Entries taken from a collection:
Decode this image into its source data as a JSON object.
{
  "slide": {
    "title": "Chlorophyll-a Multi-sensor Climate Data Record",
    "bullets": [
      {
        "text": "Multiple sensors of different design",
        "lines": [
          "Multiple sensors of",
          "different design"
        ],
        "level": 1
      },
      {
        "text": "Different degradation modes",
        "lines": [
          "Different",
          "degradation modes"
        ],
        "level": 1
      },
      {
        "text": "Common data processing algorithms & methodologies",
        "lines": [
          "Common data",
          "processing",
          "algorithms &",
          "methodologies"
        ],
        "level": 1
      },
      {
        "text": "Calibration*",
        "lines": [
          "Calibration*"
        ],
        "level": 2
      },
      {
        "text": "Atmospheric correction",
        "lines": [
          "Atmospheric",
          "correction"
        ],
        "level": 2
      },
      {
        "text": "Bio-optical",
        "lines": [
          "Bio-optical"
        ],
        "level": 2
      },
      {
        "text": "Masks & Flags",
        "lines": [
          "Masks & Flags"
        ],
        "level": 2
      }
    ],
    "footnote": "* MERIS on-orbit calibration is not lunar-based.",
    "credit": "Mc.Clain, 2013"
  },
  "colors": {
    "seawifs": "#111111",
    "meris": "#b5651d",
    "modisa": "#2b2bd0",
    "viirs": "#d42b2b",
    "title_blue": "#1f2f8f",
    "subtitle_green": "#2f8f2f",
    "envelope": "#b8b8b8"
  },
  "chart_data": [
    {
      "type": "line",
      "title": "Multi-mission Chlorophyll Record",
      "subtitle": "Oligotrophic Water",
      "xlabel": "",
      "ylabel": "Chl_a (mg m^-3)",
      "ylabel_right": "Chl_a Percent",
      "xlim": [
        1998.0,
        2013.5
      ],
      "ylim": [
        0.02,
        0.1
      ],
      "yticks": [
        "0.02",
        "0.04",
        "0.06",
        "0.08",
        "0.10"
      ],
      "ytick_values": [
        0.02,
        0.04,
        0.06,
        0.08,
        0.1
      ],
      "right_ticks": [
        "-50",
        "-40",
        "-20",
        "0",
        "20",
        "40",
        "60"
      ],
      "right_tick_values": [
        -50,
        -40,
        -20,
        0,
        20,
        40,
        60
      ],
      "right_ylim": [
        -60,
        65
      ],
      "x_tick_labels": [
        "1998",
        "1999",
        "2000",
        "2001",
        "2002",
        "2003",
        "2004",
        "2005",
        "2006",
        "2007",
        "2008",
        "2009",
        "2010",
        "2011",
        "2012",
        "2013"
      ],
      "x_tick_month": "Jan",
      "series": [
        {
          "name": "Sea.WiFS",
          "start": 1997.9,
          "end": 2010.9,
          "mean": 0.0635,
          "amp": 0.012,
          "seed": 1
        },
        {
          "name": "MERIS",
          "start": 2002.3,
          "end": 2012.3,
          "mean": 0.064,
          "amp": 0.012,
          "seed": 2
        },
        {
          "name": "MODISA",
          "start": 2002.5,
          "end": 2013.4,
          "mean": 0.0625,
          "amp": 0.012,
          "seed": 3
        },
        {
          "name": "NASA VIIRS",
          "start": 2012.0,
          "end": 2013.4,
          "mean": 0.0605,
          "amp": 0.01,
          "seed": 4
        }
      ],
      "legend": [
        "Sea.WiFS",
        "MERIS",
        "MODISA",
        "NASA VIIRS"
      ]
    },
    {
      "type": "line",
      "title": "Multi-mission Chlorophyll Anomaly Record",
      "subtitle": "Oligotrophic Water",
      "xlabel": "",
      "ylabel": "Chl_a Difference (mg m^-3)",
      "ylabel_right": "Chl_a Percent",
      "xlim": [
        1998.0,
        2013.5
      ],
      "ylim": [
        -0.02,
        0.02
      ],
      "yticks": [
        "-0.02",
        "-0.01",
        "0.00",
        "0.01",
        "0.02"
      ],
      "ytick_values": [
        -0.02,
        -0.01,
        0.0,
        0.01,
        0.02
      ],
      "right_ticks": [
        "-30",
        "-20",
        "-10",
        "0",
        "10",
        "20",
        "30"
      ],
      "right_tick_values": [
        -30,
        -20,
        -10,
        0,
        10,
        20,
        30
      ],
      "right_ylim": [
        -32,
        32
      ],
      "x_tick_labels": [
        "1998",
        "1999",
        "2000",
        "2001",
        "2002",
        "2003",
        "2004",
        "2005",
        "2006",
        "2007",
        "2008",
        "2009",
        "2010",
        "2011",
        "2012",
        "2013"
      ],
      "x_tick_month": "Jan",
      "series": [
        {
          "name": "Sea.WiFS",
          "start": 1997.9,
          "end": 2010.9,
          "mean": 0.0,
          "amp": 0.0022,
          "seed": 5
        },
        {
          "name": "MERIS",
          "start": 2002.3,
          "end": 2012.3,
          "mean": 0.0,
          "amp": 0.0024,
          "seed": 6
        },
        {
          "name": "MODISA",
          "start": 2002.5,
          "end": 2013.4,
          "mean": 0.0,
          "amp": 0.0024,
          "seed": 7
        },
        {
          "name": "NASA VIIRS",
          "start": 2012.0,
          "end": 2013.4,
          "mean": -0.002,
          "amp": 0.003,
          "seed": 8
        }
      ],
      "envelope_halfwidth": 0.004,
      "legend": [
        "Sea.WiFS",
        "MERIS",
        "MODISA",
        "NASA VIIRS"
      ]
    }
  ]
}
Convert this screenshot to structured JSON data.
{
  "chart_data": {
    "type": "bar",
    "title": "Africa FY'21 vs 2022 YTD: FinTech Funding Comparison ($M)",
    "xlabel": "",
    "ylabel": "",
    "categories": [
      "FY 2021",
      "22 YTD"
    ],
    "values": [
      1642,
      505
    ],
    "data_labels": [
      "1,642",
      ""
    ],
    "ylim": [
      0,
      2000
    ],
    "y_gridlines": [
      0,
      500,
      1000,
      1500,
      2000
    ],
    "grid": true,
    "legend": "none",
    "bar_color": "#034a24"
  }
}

**What the task asks:** In the records above, collect each line with "mission".

**Response:**
      "title": "Multi-mission Chlorophyll Record",
      "title": "Multi-mission Chlorophyll Anomaly Record",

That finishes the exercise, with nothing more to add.